● **Given instruction**: Extract every line from the records below that contains the word "color".

--- Supplied entries ---

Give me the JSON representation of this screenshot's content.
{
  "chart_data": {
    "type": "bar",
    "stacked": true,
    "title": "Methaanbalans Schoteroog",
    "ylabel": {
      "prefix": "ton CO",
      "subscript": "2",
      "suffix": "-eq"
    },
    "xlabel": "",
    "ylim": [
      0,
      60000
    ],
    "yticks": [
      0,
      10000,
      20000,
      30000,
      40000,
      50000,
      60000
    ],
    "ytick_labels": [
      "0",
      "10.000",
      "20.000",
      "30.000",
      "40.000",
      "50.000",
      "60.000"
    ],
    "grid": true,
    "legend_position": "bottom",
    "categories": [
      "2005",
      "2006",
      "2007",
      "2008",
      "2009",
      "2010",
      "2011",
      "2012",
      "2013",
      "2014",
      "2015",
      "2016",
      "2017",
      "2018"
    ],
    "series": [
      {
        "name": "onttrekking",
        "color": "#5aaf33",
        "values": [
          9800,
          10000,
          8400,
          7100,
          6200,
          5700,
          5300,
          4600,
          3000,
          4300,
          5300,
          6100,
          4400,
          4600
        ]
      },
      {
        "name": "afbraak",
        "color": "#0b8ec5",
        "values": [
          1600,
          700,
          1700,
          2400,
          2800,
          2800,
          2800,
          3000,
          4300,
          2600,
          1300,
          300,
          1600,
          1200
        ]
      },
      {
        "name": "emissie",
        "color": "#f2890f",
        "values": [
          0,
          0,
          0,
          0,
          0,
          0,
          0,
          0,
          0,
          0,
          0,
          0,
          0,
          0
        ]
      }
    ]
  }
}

---

● **Full response**:
        "color": "#5aaf33",
        "color": "#0b8ec5",
        "color": "#f2890f",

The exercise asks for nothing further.